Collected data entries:
• • • • • • •

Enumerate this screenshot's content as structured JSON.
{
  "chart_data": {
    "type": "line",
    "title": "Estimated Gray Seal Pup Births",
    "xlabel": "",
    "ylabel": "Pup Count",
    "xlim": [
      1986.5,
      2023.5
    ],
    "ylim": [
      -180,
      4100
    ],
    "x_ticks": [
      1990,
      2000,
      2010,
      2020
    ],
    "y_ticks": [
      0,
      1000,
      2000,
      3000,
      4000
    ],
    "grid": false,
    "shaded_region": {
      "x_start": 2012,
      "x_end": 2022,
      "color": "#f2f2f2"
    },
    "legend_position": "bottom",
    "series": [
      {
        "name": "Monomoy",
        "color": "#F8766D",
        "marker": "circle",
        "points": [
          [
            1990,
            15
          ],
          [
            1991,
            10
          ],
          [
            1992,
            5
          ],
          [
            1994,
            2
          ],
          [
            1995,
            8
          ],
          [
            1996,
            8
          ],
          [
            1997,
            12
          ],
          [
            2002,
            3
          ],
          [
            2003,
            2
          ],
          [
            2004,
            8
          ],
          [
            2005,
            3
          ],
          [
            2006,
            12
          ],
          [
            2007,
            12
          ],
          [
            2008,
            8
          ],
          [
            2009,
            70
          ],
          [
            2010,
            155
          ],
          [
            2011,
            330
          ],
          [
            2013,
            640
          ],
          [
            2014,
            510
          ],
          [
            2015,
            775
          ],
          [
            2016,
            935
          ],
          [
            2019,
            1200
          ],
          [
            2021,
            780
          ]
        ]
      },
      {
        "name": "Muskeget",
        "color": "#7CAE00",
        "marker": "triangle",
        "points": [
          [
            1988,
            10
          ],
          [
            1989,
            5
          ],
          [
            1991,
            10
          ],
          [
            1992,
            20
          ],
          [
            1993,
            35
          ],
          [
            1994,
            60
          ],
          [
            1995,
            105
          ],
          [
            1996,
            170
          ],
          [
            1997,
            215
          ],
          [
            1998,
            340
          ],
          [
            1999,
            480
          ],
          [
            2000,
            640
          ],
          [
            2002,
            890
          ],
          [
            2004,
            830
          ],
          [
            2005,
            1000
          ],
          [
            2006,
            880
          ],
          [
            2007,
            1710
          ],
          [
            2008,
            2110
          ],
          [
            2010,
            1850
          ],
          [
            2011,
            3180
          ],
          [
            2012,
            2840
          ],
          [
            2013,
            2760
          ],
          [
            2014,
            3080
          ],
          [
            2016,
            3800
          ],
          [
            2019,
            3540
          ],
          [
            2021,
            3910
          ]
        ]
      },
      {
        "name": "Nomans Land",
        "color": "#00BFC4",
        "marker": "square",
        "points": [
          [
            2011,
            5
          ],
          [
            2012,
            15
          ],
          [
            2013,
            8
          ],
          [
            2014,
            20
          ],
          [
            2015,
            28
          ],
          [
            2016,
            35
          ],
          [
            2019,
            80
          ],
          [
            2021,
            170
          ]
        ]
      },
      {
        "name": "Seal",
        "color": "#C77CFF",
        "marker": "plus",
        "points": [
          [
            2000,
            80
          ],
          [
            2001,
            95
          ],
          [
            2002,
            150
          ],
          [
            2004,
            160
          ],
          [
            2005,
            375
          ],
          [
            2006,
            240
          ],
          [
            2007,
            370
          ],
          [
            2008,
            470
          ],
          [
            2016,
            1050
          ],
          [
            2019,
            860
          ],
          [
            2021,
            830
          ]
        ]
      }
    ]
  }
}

• • • • • • •

| EXERCISE |
State the number of lines in the data that include the string "Seal", and add nothing else.

| SOLUTION TO THIS PROBLEM |
2